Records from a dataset
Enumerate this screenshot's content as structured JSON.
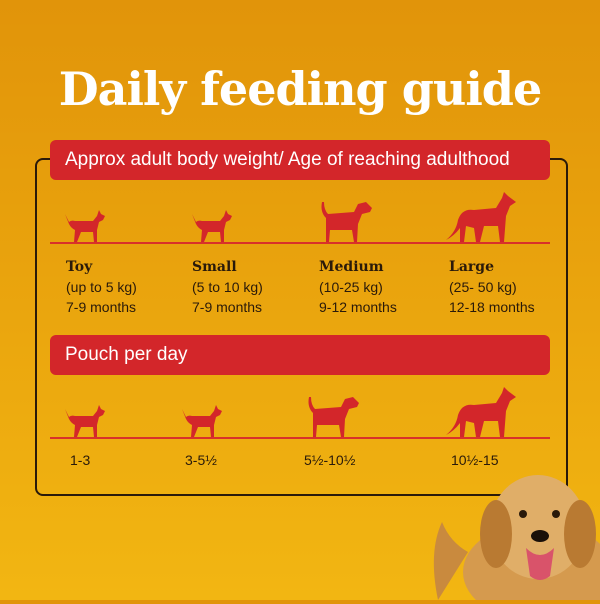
{
  "title": "Daily feeding guide",
  "banner_weight": "Approx adult body weight/ Age of reaching adulthood",
  "banner_pouch": "Pouch per day",
  "sizes": [
    {
      "name": "Toy",
      "weight": "(up to 5 kg)",
      "age": "7-9 months",
      "pouch": "1-3"
    },
    {
      "name": "Small",
      "weight": "(5 to 10 kg)",
      "age": "7-9 months",
      "pouch": "3-5½"
    },
    {
      "name": "Medium",
      "weight": "(10-25 kg)",
      "age": "9-12 months",
      "pouch": "5½-10½"
    },
    {
      "name": "Large",
      "weight": "(25- 50 kg)",
      "age": "12-18 months",
      "pouch": "10½-15"
    }
  ],
  "colors": {
    "accent_red": "#D3262A",
    "background": "#E9A30D",
    "title_text": "#FFFFFF"
  },
  "icons": [
    "toy-dog-icon",
    "small-dog-icon",
    "medium-dog-icon",
    "large-dog-icon",
    "golden-retriever-photo"
  ]
}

**EXERCISE GOAL**
Scan the lines for the string "name". Pick out every line that has it.

**FULL SOLUTION**
      "name": "Toy",
      "name": "Small",
      "name": "Medium",
      "name": "Large",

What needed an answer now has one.